* Available data:

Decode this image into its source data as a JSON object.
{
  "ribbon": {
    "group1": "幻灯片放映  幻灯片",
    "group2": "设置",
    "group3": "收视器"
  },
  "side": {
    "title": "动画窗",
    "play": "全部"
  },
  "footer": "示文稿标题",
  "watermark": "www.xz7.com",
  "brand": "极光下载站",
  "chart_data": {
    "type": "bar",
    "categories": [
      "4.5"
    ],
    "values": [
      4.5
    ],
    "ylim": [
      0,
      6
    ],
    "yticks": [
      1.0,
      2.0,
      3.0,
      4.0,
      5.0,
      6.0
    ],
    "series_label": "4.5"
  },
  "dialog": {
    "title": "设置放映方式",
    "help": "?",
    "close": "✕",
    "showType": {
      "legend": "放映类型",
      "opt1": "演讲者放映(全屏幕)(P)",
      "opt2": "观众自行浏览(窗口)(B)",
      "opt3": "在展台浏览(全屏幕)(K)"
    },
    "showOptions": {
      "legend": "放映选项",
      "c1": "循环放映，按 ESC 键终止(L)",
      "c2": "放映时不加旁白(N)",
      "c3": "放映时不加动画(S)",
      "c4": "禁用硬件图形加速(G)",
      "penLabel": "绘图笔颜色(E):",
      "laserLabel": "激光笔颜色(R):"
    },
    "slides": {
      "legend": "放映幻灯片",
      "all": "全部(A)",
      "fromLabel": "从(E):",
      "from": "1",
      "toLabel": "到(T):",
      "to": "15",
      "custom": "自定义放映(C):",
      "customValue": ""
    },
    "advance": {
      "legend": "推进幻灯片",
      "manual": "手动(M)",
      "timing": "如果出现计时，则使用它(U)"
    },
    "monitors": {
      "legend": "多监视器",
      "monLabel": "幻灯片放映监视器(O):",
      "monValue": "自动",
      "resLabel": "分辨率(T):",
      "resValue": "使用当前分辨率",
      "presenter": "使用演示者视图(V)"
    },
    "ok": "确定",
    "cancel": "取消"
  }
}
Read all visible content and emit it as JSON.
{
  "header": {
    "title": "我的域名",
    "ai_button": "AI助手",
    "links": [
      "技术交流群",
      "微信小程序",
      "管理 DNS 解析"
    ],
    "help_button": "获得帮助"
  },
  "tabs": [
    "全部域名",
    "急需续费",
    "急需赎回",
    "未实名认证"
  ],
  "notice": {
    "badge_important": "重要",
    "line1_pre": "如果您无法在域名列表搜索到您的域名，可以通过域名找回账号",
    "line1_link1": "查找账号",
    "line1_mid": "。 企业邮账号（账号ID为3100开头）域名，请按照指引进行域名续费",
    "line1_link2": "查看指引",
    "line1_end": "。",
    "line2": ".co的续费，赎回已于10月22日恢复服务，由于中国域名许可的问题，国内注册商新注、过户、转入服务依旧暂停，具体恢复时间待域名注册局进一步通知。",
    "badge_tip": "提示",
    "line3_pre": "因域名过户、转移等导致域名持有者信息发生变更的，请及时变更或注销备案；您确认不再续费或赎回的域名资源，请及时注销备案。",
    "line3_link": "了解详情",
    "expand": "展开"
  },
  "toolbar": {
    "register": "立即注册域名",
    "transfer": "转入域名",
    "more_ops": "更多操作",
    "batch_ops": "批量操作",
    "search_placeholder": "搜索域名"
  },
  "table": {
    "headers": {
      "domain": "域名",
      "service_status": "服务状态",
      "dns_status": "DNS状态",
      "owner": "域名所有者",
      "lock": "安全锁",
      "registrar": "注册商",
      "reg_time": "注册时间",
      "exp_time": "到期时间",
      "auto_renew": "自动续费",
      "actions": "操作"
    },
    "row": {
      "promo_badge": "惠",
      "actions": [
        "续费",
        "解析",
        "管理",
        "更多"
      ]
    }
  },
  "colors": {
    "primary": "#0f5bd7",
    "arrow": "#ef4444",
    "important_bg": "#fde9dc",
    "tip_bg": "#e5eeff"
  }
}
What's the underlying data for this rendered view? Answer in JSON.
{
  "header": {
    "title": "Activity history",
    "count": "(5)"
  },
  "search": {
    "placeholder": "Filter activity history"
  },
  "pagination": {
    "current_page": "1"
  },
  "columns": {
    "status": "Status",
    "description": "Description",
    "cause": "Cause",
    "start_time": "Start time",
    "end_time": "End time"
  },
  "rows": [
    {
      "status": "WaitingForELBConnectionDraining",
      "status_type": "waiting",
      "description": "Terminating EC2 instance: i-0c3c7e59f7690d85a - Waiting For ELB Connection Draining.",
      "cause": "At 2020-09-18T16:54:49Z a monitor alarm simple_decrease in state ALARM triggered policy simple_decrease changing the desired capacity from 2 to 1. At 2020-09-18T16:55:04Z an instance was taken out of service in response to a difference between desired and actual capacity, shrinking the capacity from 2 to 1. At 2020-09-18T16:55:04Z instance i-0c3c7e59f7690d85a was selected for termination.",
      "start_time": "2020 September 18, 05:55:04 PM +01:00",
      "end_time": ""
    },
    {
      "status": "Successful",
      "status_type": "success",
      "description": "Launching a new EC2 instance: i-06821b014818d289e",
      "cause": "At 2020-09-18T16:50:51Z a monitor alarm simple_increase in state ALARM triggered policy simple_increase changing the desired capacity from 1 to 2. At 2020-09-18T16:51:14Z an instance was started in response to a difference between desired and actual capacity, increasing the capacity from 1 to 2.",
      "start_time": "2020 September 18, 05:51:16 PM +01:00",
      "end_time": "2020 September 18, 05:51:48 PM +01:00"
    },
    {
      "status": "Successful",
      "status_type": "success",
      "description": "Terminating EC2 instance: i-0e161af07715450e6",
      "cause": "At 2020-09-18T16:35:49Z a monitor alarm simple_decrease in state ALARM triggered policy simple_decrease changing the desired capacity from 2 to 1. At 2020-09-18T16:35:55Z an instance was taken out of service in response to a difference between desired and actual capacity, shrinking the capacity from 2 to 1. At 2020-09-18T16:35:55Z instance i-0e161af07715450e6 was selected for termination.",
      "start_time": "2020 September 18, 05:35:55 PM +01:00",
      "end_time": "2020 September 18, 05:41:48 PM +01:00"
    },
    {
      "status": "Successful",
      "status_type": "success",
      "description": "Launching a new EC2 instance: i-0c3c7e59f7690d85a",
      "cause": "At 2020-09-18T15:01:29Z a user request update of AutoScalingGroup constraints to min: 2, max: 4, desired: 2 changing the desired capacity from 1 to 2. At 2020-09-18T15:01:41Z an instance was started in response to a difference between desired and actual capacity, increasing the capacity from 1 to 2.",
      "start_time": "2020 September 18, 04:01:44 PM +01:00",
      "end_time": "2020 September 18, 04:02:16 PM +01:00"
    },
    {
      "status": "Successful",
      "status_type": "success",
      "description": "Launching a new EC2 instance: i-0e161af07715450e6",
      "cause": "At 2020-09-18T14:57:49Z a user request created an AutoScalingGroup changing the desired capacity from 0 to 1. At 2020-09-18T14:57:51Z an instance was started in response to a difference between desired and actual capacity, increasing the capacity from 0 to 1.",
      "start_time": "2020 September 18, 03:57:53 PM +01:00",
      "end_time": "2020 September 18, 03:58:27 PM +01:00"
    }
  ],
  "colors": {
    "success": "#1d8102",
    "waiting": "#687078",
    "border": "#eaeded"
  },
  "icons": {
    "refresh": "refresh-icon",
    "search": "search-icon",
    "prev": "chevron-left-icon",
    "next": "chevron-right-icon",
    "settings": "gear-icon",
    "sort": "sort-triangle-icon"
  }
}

* Task objective: Each record above must be given again exactly.

* Final answer:
Decode this image into its source data as a JSON object.
{
  "ribbon": {
    "group1": "幻灯片放映  幻灯片",
    "group2": "设置",
    "group3": "收视器"
  },
  "side": {
    "title": "动画窗",
    "play": "全部"
  },
  "footer": "示文稿标题",
  "watermark": "www.xz7.com",
  "brand": "极光下载站",
  "chart_data": {
    "type": "bar",
    "categories": [
      "4.5"
    ],
    "values": [
      4.5
    ],
    "ylim": [
      0,
      6
    ],
    "yticks": [
      1.0,
      2.0,
      3.0,
      4.0,
      5.0,
      6.0
    ],
    "series_label": "4.5"
  },
  "dialog": {
    "title": "设置放映方式",
    "help": "?",
    "close": "✕",
    "showType": {
      "legend": "放映类型",
      "opt1": "演讲者放映(全屏幕)(P)",
      "opt2": "观众自行浏览(窗口)(B)",
      "opt3": "在展台浏览(全屏幕)(K)"
    },
    "showOptions": {
      "legend": "放映选项",
      "c1": "循环放映，按 ESC 键终止(L)",
      "c2": "放映时不加旁白(N)",
      "c3": "放映时不加动画(S)",
      "c4": "禁用硬件图形加速(G)",
      "penLabel": "绘图笔颜色(E):",
      "laserLabel": "激光笔颜色(R):"
    },
    "slides": {
      "legend": "放映幻灯片",
      "all": "全部(A)",
      "fromLabel": "从(E):",
      "from": "1",
      "toLabel": "到(T):",
      "to": "15",
      "custom": "自定义放映(C):",
      "customValue": ""
    },
    "advance": {
      "legend": "推进幻灯片",
      "manual": "手动(M)",
      "timing": "如果出现计时，则使用它(U)"
    },
    "monitors": {
      "legend": "多监视器",
      "monLabel": "幻灯片放映监视器(O):",
      "monValue": "自动",
      "resLabel": "分辨率(T):",
      "resValue": "使用当前分辨率",
      "presenter": "使用演示者视图(V)"
    },
    "ok": "确定",
    "cancel": "取消"
  }
}
Read all visible content and emit it as JSON.
{
  "header": {
    "title": "我的域名",
    "ai_button": "AI助手",
    "links": [
      "技术交流群",
      "微信小程序",
      "管理 DNS 解析"
    ],
    "help_button": "获得帮助"
  },
  "tabs": [
    "全部域名",
    "急需续费",
    "急需赎回",
    "未实名认证"
  ],
  "notice": {
    "badge_important": "重要",
    "line1_pre": "如果您无法在域名列表搜索到您的域名，可以通过域名找回账号",
    "line1_link1": "查找账号",
    "line1_mid": "。 企业邮账号（账号ID为3100开头）域名，请按照指引进行域名续费",
    "line1_link2": "查看指引",
    "line1_end": "。",
    "line2": ".co的续费，赎回已于10月22日恢复服务，由于中国域名许可的问题，国内注册商新注、过户、转入服务依旧暂停，具体恢复时间待域名注册局进一步通知。",
    "badge_tip": "提示",
    "line3_pre": "因域名过户、转移等导致域名持有者信息发生变更的，请及时变更或注销备案；您确认不再续费或赎回的域名资源，请及时注销备案。",
    "line3_link": "了解详情",
    "expand": "展开"
  },
  "toolbar": {
    "register": "立即注册域名",
    "transfer": "转入域名",
    "more_ops": "更多操作",
    "batch_ops": "批量操作",
    "search_placeholder": "搜索域名"
  },
  "table": {
    "headers": {
      "domain": "域名",
      "service_status": "服务状态",
      "dns_status": "DNS状态",
      "owner": "域名所有者",
      "lock": "安全锁",
      "registrar": "注册商",
      "reg_time": "注册时间",
      "exp_time": "到期时间",
      "auto_renew": "自动续费",
      "actions": "操作"
    },
    "row": {
      "promo_badge": "惠",
      "actions": [
        "续费",
        "解析",
        "管理",
        "更多"
      ]
    }
  },
  "colors": {
    "primary": "#0f5bd7",
    "arrow": "#ef4444",
    "important_bg": "#fde9dc",
    "tip_bg": "#e5eeff"
  }
}
What's the underlying data for this rendered view? Answer in JSON.
{
  "header": {
    "title": "Activity history",
    "count": "(5)"
  },
  "search": {
    "placeholder": "Filter activity history"
  },
  "pagination": {
    "current_page": "1"
  },
  "columns": {
    "status": "Status",
    "description": "Description",
    "cause": "Cause",
    "start_time": "Start time",
    "end_time": "End time"
  },
  "rows": [
    {
      "status": "WaitingForELBConnectionDraining",
      "status_type": "waiting",
      "description": "Terminating EC2 instance: i-0c3c7e59f7690d85a - Waiting For ELB Connection Draining.",
      "cause": "At 2020-09-18T16:54:49Z a monitor alarm simple_decrease in state ALARM triggered policy simple_decrease changing the desired capacity from 2 to 1. At 2020-09-18T16:55:04Z an instance was taken out of service in response to a difference between desired and actual capacity, shrinking the capacity from 2 to 1. At 2020-09-18T16:55:04Z instance i-0c3c7e59f7690d85a was selected for termination.",
      "start_time": "2020 September 18, 05:55:04 PM +01:00",
      "end_time": ""
    },
    {
      "status": "Successful",
      "status_type": "success",
      "description": "Launching a new EC2 instance: i-06821b014818d289e",
      "cause": "At 2020-09-18T16:50:51Z a monitor alarm simple_increase in state ALARM triggered policy simple_increase changing the desired capacity from 1 to 2. At 2020-09-18T16:51:14Z an instance was started in response to a difference between desired and actual capacity, increasing the capacity from 1 to 2.",
      "start_time": "2020 September 18, 05:51:16 PM +01:00",
      "end_time": "2020 September 18, 05:51:48 PM +01:00"
    },
    {
      "status": "Successful",
      "status_type": "success",
      "description": "Terminating EC2 instance: i-0e161af07715450e6",
      "cause": "At 2020-09-18T16:35:49Z a monitor alarm simple_decrease in state ALARM triggered policy simple_decrease changing the desired capacity from 2 to 1. At 2020-09-18T16:35:55Z an instance was taken out of service in response to a difference between desired and actual capacity, shrinking the capacity from 2 to 1. At 2020-09-18T16:35:55Z instance i-0e161af07715450e6 was selected for termination.",
      "start_time": "2020 September 18, 05:35:55 PM +01:00",
      "end_time": "2020 September 18, 05:41:48 PM +01:00"
    },
    {
      "status": "Successful",
      "status_type": "success",
      "description": "Launching a new EC2 instance: i-0c3c7e59f7690d85a",
      "cause": "At 2020-09-18T15:01:29Z a user request update of AutoScalingGroup constraints to min: 2, max: 4, desired: 2 changing the desired capacity from 1 to 2. At 2020-09-18T15:01:41Z an instance was started in response to a difference between desired and actual capacity, increasing the capacity from 1 to 2.",
      "start_time": "2020 September 18, 04:01:44 PM +01:00",
      "end_time": "2020 September 18, 04:02:16 PM +01:00"
    },
    {
      "status": "Successful",
      "status_type": "success",
      "description": "Launching a new EC2 instance: i-0e161af07715450e6",
      "cause": "At 2020-09-18T14:57:49Z a user request created an AutoScalingGroup changing the desired capacity from 0 to 1. At 2020-09-18T14:57:51Z an instance was started in response to a difference between desired and actual capacity, increasing the capacity from 0 to 1.",
      "start_time": "2020 September 18, 03:57:53 PM +01:00",
      "end_time": "2020 September 18, 03:58:27 PM +01:00"
    }
  ],
  "colors": {
    "success": "#1d8102",
    "waiting": "#687078",
    "border": "#eaeded"
  },
  "icons": {
    "refresh": "refresh-icon",
    "search": "search-icon",
    "prev": "chevron-left-icon",
    "next": "chevron-right-icon",
    "settings": "gear-icon",
    "sort": "sort-triangle-icon"
  }
}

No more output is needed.